TASK TO CARRY OUT => In the listing below, pick out lines with "侦察情报".

DATA ENTRIES =>
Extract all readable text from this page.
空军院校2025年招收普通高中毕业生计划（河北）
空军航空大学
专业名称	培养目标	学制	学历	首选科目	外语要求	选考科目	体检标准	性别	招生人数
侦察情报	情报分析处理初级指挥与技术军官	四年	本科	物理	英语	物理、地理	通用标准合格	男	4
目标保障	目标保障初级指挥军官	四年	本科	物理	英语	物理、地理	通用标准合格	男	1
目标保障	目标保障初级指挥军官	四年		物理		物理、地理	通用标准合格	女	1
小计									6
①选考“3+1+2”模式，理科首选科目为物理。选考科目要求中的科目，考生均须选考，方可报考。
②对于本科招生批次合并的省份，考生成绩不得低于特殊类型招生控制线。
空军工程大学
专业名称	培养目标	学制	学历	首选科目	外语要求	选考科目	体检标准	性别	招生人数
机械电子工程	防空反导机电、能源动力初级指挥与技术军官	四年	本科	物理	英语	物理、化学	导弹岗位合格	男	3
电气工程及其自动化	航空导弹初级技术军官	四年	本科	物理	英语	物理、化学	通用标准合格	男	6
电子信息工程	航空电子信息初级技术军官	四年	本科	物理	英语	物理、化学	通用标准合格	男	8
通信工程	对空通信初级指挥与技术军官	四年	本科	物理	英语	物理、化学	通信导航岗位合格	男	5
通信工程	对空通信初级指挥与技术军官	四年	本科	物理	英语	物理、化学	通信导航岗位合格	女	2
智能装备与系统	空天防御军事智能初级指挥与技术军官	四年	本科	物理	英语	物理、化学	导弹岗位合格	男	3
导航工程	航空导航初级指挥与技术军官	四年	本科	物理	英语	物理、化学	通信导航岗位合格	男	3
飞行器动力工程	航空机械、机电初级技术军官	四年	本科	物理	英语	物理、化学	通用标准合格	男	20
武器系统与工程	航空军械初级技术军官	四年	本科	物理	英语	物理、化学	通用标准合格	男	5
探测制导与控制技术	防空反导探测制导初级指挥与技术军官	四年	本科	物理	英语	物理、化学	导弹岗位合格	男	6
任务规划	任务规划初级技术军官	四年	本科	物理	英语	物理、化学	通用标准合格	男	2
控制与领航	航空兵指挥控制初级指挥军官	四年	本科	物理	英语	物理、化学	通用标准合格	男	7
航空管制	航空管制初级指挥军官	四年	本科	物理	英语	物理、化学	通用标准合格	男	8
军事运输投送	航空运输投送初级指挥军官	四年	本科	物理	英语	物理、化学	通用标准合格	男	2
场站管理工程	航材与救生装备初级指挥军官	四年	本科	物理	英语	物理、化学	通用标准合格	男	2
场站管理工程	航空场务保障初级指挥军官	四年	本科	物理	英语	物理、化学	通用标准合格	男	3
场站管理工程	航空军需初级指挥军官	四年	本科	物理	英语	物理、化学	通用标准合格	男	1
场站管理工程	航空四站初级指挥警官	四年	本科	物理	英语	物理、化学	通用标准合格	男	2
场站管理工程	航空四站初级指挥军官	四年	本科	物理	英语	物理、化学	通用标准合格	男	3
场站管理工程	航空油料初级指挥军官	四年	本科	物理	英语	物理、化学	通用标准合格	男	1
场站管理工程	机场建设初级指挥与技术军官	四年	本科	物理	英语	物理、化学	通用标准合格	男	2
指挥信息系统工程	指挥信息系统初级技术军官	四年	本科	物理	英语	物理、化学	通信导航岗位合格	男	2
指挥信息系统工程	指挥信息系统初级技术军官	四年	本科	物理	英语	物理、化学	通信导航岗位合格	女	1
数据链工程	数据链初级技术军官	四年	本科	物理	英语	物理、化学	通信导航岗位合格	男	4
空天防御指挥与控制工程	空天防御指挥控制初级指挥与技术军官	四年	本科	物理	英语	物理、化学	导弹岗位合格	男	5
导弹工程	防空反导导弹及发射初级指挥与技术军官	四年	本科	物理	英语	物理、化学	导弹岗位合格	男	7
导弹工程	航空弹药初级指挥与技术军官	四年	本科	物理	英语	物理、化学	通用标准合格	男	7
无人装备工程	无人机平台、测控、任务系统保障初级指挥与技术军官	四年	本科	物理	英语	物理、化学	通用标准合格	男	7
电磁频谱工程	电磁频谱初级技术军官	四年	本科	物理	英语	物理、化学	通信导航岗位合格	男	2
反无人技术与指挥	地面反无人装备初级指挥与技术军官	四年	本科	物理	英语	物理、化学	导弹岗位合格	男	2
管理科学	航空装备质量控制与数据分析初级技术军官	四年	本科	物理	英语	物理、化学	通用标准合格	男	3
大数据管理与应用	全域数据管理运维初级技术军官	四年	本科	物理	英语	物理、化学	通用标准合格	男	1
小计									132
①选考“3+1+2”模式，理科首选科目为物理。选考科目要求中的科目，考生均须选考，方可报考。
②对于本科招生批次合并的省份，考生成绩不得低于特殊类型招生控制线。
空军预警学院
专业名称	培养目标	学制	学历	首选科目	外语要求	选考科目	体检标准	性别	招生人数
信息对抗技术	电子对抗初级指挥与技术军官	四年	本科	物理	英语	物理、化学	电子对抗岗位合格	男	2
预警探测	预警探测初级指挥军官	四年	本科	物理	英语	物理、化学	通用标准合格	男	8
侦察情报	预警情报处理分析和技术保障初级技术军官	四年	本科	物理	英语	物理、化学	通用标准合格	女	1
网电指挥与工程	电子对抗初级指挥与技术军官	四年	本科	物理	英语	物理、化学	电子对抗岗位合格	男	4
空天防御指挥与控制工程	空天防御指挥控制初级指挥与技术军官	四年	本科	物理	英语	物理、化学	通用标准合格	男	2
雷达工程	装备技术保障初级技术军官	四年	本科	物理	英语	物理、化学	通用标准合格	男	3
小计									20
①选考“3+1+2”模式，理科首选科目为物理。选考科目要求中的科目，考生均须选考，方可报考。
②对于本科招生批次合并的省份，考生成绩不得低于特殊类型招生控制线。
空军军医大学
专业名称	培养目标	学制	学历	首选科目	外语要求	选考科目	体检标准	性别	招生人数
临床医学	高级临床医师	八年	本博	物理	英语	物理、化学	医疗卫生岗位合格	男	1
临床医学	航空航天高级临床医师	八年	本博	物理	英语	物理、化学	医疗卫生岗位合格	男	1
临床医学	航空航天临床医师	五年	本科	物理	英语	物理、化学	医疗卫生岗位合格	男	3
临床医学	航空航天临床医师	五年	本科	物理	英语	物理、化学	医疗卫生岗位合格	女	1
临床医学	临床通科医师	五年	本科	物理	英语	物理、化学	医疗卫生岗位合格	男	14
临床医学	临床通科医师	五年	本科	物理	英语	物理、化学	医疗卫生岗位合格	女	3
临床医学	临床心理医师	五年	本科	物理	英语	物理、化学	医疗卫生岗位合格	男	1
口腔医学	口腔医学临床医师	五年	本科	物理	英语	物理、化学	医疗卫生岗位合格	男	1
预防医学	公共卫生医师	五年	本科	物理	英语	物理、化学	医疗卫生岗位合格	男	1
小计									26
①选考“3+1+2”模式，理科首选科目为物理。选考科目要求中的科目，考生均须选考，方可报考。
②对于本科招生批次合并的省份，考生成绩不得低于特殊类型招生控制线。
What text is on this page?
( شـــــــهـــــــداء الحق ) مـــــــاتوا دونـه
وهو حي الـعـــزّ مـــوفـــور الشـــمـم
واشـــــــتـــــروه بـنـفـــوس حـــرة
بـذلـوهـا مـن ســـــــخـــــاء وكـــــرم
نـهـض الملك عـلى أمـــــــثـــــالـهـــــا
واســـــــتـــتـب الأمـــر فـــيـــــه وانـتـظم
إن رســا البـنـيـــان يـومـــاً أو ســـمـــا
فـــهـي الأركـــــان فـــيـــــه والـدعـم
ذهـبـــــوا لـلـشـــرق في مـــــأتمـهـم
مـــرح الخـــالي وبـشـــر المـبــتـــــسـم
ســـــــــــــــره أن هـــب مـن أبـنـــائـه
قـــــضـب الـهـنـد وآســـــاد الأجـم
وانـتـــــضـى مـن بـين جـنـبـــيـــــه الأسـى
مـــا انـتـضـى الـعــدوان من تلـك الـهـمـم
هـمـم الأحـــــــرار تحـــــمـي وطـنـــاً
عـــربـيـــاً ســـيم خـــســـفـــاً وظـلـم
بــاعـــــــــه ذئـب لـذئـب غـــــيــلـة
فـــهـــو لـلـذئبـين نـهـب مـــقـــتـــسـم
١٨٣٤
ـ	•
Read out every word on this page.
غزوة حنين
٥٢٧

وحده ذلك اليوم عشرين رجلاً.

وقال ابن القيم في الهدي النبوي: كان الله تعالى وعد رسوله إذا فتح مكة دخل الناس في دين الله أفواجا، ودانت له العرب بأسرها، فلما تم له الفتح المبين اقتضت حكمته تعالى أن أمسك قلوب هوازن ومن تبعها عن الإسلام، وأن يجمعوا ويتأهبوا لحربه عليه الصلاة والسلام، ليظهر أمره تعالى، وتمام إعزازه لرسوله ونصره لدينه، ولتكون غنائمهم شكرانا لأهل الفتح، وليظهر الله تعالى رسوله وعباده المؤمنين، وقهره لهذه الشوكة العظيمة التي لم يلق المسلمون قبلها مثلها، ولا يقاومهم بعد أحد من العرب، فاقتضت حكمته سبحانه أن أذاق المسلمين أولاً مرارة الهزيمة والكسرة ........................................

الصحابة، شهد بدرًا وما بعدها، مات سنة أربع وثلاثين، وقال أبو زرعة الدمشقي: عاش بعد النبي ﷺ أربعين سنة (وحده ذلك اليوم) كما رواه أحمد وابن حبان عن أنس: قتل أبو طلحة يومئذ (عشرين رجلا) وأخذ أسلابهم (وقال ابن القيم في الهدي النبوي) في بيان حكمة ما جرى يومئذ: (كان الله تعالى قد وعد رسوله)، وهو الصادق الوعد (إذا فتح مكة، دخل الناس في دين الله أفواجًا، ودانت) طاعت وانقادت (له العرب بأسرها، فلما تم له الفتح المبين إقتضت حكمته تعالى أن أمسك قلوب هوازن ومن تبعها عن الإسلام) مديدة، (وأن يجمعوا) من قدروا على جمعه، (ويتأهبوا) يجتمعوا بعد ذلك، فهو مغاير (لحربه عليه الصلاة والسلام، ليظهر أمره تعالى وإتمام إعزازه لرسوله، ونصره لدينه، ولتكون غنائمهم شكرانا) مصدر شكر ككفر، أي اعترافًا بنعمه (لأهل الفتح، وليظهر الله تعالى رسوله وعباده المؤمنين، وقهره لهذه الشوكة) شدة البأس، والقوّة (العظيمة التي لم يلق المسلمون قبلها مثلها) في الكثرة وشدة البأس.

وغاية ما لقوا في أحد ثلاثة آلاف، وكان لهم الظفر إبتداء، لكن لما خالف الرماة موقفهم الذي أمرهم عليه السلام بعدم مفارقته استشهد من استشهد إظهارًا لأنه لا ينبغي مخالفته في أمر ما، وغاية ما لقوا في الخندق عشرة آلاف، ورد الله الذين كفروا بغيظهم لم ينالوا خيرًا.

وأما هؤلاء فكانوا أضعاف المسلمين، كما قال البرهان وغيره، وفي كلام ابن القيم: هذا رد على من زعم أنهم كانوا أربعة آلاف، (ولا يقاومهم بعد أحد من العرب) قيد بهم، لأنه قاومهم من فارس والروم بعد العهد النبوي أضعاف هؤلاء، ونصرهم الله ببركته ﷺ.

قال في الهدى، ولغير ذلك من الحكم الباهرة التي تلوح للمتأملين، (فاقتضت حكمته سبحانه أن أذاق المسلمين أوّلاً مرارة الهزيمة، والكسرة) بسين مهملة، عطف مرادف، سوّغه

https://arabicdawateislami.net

WRITTEN SOLUTION =>
侦察情报	情报分析处理初级指挥与技术军官	四年	本科	物理	英语	物理、地理	通用标准合格	男	4
侦察情报	预警情报处理分析和技术保障初级技术军官	四年	本科	物理	英语	物理、化学	通用标准合格	女	1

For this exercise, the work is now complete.